* _WRITTEN REQUEST_
Your task is to copy the material exactly.

__________________________________________________

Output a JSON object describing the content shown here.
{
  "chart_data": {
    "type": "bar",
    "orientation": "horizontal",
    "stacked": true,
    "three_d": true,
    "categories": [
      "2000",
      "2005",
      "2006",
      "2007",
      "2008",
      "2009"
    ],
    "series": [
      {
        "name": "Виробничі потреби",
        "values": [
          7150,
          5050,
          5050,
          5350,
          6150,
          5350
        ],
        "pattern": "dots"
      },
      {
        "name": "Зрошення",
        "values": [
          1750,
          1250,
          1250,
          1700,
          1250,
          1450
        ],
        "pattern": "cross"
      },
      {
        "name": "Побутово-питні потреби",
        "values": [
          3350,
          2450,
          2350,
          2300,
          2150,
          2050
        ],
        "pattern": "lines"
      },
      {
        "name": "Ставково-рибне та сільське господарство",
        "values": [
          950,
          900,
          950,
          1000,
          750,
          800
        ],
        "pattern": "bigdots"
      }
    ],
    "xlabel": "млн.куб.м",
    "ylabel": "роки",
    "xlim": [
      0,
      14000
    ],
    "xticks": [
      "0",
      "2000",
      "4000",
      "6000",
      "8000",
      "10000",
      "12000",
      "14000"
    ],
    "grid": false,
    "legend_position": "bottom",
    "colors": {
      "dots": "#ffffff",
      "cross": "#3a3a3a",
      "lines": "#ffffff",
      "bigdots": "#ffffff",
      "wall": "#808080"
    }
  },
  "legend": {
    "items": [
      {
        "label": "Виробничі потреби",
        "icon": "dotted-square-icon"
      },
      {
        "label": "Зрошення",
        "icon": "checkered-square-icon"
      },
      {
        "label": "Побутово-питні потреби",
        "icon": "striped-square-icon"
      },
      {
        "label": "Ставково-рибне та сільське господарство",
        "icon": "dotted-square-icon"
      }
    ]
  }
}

__________________________________________________

* _TASK OUTPUT_
Output a JSON object describing the content shown here.
{
  "chart_data": {
    "type": "bar",
    "orientation": "horizontal",
    "stacked": true,
    "three_d": true,
    "categories": [
      "2000",
      "2005",
      "2006",
      "2007",
      "2008",
      "2009"
    ],
    "series": [
      {
        "name": "Виробничі потреби",
        "values": [
          7150,
          5050,
          5050,
          5350,
          6150,
          5350
        ],
        "pattern": "dots"
      },
      {
        "name": "Зрошення",
        "values": [
          1750,
          1250,
          1250,
          1700,
          1250,
          1450
        ],
        "pattern": "cross"
      },
      {
        "name": "Побутово-питні потреби",
        "values": [
          3350,
          2450,
          2350,
          2300,
          2150,
          2050
        ],
        "pattern": "lines"
      },
      {
        "name": "Ставково-рибне та сільське господарство",
        "values": [
          950,
          900,
          950,
          1000,
          750,
          800
        ],
        "pattern": "bigdots"
      }
    ],
    "xlabel": "млн.куб.м",
    "ylabel": "роки",
    "xlim": [
      0,
      14000
    ],
    "xticks": [
      "0",
      "2000",
      "4000",
      "6000",
      "8000",
      "10000",
      "12000",
      "14000"
    ],
    "grid": false,
    "legend_position": "bottom",
    "colors": {
      "dots": "#ffffff",
      "cross": "#3a3a3a",
      "lines": "#ffffff",
      "bigdots": "#ffffff",
      "wall": "#808080"
    }
  },
  "legend": {
    "items": [
      {
        "label": "Виробничі потреби",
        "icon": "dotted-square-icon"
      },
      {
        "label": "Зрошення",
        "icon": "checkered-square-icon"
      },
      {
        "label": "Побутово-питні потреби",
        "icon": "striped-square-icon"
      },
      {
        "label": "Ставково-рибне та сільське господарство",
        "icon": "dotted-square-icon"
      }
    ]
  }
}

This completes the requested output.